● **What this task involves**
Reproduce the following lines word for word, keeping their order.

[Items in a dataset]
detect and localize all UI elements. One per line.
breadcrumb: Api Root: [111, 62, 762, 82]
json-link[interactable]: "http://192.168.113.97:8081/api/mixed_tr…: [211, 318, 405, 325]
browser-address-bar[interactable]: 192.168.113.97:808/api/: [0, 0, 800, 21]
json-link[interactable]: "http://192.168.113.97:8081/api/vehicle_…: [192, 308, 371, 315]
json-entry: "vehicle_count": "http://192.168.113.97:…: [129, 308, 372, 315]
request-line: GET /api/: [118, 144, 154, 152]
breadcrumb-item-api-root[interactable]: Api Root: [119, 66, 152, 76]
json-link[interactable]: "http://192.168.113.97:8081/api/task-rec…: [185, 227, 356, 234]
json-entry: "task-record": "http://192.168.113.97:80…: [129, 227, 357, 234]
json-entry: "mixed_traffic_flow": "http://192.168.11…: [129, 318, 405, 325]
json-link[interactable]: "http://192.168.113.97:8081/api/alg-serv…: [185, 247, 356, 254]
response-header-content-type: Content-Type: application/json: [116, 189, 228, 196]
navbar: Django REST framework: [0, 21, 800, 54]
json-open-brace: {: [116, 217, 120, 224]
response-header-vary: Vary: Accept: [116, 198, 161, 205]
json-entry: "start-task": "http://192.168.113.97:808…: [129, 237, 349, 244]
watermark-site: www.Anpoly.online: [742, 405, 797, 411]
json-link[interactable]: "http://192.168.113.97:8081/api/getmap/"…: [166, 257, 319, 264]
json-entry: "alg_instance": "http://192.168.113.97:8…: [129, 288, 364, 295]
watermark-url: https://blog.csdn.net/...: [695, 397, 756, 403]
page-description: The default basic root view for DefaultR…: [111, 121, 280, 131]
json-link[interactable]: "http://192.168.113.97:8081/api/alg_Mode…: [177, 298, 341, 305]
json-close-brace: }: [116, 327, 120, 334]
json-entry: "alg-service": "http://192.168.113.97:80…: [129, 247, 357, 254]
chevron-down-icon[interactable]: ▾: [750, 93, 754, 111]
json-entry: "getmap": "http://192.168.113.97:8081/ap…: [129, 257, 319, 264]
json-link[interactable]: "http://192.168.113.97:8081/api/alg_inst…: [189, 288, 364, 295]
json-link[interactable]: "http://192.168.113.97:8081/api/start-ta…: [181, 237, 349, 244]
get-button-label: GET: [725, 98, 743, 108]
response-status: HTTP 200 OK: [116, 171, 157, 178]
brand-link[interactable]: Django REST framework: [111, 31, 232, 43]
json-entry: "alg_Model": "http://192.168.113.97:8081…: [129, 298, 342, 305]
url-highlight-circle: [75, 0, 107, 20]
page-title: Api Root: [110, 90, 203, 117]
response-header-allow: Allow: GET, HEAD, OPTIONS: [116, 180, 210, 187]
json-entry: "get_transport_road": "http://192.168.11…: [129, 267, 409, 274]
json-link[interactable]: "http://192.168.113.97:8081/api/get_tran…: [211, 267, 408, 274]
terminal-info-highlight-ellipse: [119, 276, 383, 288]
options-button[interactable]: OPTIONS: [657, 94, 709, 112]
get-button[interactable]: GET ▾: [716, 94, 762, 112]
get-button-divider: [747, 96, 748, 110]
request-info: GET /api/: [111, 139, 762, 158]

● **The reply**
detect and localize all UI elements. One per line.
breadcrumb: Api Root: [111, 62, 762, 82]
json-link[interactable]: "http://192.168.113.97:8081/api/mixed_tr…: [211, 318, 405, 325]
browser-address-bar[interactable]: 192.168.113.97:808/api/: [0, 0, 800, 21]
json-link[interactable]: "http://192.168.113.97:8081/api/vehicle_…: [192, 308, 371, 315]
json-entry: "vehicle_count": "http://192.168.113.97:…: [129, 308, 372, 315]
request-line: GET /api/: [118, 144, 154, 152]
breadcrumb-item-api-root[interactable]: Api Root: [119, 66, 152, 76]
json-link[interactable]: "http://192.168.113.97:8081/api/task-rec…: [185, 227, 356, 234]
json-entry: "task-record": "http://192.168.113.97:80…: [129, 227, 357, 234]
json-entry: "mixed_traffic_flow": "http://192.168.11…: [129, 318, 405, 325]
json-link[interactable]: "http://192.168.113.97:8081/api/alg-serv…: [185, 247, 356, 254]
response-header-content-type: Content-Type: application/json: [116, 189, 228, 196]
navbar: Django REST framework: [0, 21, 800, 54]
json-open-brace: {: [116, 217, 120, 224]
response-header-vary: Vary: Accept: [116, 198, 161, 205]
json-entry: "start-task": "http://192.168.113.97:808…: [129, 237, 349, 244]
watermark-site: www.Anpoly.online: [742, 405, 797, 411]
json-link[interactable]: "http://192.168.113.97:8081/api/getmap/"…: [166, 257, 319, 264]
json-entry: "alg_instance": "http://192.168.113.97:8…: [129, 288, 364, 295]
watermark-url: https://blog.csdn.net/...: [695, 397, 756, 403]
page-description: The default basic root view for DefaultR…: [111, 121, 280, 131]
json-link[interactable]: "http://192.168.113.97:8081/api/alg_Mode…: [177, 298, 341, 305]
json-close-brace: }: [116, 327, 120, 334]
json-entry: "alg-service": "http://192.168.113.97:80…: [129, 247, 357, 254]
chevron-down-icon[interactable]: ▾: [750, 93, 754, 111]
json-entry: "getmap": "http://192.168.113.97:8081/ap…: [129, 257, 319, 264]
json-link[interactable]: "http://192.168.113.97:8081/api/alg_inst…: [189, 288, 364, 295]
json-link[interactable]: "http://192.168.113.97:8081/api/start-ta…: [181, 237, 349, 244]
get-button-label: GET: [725, 98, 743, 108]
response-status: HTTP 200 OK: [116, 171, 157, 178]
brand-link[interactable]: Django REST framework: [111, 31, 232, 43]
json-entry: "alg_Model": "http://192.168.113.97:8081…: [129, 298, 342, 305]
url-highlight-circle: [75, 0, 107, 20]
page-title: Api Root: [110, 90, 203, 117]
response-header-allow: Allow: GET, HEAD, OPTIONS: [116, 180, 210, 187]
json-entry: "get_transport_road": "http://192.168.11…: [129, 267, 409, 274]
json-link[interactable]: "http://192.168.113.97:8081/api/get_tran…: [211, 267, 408, 274]
terminal-info-highlight-ellipse: [119, 276, 383, 288]
options-button[interactable]: OPTIONS: [657, 94, 709, 112]
get-button[interactable]: GET ▾: [716, 94, 762, 112]
get-button-divider: [747, 96, 748, 110]
request-info: GET /api/: [111, 139, 762, 158]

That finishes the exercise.